| Collected data entries |
**********

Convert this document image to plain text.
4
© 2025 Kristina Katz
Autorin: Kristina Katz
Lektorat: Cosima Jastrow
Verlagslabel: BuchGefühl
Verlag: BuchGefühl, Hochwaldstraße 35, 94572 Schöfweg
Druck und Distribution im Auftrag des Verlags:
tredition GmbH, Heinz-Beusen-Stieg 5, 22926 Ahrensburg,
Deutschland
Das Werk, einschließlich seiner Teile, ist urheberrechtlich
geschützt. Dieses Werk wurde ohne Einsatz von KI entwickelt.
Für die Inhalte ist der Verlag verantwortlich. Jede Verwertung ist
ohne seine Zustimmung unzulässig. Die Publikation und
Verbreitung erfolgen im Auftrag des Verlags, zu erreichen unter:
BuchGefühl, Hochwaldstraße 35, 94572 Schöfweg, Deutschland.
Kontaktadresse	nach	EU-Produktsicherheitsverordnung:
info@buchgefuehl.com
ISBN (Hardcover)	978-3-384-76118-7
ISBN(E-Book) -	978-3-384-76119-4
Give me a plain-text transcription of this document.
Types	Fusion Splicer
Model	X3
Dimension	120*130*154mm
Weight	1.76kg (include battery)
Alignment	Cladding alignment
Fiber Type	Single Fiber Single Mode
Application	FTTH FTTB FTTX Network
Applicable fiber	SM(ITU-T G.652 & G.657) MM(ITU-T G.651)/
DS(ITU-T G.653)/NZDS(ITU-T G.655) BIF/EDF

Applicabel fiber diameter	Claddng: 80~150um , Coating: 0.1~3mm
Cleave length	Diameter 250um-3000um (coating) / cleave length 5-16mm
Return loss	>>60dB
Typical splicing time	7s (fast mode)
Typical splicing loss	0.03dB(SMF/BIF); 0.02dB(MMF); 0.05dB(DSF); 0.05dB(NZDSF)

**********

| THE TASK |
Filter the entries above down to the lines containing the word "Katz".

| EXERCISE RESPONSE |
© 2025 Kristina Katz
Autorin: Kristina Katz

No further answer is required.